Gather each line of the records where "undersökningar" appears.

Data for this task:
**********

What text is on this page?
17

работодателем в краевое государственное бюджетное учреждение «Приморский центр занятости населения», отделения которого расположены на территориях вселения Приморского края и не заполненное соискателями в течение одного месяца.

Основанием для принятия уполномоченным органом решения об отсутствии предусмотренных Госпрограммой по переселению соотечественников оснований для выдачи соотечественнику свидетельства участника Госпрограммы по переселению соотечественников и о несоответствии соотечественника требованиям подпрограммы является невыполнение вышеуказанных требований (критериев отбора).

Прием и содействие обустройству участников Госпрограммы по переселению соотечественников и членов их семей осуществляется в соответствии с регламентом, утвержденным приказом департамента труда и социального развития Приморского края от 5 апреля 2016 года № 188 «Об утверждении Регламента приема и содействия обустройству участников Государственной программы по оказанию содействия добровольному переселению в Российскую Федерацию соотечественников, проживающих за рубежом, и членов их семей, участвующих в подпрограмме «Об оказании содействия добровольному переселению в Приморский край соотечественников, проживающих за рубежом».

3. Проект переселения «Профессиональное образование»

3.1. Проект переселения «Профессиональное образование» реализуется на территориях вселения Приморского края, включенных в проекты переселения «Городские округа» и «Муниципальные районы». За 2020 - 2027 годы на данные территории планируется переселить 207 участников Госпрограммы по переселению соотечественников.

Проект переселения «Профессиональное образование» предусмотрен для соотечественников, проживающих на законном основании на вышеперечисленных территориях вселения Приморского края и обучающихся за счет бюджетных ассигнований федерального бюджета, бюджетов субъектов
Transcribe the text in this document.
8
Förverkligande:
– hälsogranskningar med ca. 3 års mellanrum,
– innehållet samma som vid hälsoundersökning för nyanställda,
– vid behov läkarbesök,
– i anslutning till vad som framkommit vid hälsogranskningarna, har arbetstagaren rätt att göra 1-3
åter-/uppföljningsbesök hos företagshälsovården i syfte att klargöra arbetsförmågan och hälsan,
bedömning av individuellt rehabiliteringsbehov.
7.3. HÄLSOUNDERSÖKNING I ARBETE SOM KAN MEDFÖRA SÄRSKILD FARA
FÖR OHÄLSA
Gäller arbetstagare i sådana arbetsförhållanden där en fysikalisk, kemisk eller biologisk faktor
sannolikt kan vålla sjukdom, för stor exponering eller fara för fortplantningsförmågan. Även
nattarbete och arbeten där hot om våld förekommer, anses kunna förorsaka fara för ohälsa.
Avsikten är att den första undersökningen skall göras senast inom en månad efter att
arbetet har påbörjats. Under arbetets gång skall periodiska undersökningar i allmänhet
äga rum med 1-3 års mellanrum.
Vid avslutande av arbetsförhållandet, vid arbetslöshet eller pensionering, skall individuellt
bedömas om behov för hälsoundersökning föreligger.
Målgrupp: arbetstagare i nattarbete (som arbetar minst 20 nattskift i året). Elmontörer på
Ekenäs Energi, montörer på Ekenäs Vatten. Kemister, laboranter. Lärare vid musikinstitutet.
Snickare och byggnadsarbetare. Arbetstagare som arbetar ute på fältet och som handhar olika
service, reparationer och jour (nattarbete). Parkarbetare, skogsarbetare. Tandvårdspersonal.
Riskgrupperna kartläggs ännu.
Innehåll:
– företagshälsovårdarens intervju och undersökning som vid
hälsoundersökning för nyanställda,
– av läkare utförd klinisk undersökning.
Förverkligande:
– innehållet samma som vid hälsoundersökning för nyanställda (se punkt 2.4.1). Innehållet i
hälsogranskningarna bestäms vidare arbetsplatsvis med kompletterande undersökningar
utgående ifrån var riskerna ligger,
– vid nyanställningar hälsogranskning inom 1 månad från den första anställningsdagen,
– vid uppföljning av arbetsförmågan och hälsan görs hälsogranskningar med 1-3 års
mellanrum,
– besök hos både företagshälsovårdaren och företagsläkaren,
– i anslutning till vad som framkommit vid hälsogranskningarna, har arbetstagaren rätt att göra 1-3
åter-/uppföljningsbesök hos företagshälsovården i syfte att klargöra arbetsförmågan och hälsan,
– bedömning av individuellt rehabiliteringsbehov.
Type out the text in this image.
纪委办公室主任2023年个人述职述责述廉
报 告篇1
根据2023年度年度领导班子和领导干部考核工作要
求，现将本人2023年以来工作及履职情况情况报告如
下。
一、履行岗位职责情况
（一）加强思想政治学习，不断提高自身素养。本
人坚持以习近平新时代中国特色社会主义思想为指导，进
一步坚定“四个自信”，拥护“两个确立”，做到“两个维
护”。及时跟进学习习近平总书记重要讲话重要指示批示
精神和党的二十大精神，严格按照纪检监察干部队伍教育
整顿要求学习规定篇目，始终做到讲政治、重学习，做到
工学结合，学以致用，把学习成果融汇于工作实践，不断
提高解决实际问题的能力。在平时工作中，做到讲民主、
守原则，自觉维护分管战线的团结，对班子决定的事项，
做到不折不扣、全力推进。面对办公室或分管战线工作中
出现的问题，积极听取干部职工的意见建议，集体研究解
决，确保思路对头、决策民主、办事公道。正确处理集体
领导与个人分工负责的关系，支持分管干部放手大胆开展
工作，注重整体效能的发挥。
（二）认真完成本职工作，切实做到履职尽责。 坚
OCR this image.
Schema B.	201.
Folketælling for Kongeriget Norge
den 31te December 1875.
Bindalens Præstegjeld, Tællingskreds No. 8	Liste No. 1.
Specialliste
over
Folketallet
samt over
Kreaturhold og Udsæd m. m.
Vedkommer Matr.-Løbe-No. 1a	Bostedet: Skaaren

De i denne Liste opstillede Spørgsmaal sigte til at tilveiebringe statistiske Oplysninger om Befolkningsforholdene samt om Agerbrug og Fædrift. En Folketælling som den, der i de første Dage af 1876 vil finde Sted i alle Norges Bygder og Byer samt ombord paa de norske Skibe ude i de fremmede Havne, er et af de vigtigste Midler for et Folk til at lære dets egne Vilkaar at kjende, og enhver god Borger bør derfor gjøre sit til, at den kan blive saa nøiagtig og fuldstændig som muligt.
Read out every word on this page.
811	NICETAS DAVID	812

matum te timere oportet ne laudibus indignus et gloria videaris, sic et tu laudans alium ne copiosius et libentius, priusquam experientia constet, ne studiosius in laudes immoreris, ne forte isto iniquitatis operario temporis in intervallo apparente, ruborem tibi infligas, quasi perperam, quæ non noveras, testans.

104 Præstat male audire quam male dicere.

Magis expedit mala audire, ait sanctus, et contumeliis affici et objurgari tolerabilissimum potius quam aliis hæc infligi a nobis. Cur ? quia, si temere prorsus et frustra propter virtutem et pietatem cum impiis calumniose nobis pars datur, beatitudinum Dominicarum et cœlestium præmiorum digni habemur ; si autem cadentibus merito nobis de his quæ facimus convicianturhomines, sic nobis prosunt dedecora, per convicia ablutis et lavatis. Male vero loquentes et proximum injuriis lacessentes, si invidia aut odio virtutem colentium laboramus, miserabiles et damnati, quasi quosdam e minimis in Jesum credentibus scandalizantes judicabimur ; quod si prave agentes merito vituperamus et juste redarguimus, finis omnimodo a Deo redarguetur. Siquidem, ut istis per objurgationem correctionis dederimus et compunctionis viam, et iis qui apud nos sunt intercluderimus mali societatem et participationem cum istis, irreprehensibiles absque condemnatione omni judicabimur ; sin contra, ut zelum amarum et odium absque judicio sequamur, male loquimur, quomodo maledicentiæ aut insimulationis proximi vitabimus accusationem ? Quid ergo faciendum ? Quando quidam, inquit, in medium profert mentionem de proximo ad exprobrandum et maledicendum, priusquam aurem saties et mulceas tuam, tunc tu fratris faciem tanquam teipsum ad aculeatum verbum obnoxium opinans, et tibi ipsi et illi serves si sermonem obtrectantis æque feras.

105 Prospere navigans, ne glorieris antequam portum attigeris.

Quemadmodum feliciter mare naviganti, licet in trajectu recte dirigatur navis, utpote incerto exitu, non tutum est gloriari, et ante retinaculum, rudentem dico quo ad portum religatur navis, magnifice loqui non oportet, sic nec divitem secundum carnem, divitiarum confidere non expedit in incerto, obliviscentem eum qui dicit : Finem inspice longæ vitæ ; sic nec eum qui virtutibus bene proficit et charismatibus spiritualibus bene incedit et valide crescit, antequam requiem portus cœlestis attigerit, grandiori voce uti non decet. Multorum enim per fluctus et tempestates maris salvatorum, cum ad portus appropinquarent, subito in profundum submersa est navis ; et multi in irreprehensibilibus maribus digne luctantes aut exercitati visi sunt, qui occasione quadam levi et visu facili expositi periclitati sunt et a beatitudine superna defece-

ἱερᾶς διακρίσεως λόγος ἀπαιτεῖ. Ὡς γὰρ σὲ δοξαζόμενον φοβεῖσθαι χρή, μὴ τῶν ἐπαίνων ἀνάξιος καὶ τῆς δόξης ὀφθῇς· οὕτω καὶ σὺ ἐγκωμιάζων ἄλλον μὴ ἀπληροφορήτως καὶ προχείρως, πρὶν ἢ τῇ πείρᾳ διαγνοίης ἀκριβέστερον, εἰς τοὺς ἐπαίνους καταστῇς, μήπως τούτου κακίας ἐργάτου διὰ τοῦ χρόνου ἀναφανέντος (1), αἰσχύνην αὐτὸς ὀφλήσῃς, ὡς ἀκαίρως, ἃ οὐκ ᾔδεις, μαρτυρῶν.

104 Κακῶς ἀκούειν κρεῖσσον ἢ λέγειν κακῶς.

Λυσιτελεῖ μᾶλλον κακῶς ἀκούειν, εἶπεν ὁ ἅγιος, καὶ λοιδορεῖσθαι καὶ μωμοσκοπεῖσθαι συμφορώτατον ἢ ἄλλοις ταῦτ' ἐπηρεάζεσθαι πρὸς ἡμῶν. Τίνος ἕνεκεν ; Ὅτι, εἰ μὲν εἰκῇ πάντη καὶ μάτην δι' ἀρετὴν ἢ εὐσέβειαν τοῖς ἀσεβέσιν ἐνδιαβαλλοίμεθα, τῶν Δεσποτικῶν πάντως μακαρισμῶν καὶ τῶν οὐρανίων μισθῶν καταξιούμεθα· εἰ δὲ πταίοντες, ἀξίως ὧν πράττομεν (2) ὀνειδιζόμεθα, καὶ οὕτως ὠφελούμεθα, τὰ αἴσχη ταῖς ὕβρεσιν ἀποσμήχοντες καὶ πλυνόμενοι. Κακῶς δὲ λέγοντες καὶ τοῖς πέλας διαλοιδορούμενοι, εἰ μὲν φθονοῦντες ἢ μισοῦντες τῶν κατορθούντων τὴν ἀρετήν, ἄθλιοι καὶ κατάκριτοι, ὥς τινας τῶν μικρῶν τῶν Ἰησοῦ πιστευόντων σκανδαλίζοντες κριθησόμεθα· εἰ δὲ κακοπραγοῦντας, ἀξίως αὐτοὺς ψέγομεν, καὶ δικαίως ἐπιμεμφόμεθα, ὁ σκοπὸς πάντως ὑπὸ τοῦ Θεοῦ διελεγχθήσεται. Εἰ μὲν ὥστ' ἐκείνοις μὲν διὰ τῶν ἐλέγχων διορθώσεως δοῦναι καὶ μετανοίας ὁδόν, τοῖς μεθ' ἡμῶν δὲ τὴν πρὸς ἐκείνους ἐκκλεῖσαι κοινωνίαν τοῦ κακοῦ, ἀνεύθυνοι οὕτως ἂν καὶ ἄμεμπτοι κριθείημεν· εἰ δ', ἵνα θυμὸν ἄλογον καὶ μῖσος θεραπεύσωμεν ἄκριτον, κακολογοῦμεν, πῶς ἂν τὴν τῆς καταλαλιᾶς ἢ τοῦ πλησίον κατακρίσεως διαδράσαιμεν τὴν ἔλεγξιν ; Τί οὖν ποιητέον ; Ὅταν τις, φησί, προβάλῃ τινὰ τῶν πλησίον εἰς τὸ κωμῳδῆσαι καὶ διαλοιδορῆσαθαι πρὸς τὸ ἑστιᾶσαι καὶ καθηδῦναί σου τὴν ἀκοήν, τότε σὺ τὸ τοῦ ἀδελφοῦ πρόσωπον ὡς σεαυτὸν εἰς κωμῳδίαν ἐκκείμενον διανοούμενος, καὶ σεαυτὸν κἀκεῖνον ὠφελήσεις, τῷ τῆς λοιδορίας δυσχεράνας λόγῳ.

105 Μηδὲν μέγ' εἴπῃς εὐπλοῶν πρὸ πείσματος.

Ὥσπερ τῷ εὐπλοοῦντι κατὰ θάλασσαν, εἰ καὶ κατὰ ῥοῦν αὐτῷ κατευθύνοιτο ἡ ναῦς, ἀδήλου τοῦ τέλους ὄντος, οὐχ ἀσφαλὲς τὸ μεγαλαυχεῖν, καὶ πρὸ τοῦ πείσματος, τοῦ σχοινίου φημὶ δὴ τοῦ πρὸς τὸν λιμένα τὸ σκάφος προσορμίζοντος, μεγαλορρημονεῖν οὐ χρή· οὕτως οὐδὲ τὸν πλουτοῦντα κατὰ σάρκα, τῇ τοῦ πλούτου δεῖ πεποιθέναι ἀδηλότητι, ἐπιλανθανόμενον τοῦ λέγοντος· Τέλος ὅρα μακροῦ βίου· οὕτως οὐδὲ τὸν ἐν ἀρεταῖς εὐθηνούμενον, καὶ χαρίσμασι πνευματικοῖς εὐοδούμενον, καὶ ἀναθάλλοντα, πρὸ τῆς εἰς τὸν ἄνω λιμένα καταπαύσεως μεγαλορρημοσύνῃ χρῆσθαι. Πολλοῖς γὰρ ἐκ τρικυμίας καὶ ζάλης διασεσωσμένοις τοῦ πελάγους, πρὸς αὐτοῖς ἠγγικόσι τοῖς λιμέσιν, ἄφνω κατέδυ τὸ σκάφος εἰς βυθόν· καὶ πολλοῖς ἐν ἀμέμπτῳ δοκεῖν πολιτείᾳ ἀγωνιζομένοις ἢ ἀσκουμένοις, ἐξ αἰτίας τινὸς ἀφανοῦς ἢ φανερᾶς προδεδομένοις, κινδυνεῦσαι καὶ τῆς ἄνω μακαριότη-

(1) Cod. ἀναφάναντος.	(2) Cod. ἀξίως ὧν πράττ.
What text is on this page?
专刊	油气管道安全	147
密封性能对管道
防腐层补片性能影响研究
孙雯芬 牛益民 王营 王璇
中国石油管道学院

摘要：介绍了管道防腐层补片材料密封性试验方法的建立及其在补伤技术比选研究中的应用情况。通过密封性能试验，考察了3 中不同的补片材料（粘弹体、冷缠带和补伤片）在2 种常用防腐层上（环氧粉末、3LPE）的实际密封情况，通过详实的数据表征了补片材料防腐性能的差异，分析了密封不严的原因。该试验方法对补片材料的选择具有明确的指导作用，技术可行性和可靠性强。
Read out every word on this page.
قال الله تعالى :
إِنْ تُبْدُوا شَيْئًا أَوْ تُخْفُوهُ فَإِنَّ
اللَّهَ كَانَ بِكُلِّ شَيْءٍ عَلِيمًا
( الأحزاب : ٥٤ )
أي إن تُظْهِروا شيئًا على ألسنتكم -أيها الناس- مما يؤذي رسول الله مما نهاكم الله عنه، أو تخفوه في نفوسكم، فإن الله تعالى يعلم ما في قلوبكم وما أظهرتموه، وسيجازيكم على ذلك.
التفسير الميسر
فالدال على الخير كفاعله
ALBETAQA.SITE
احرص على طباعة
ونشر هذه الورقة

**********

The output:
arbetet har påbörjats. Under arbetets gång skall periodiska undersökningar i allmänhet
hälsogranskningarna bestäms vidare arbetsplatsvis med kompletterande undersökningar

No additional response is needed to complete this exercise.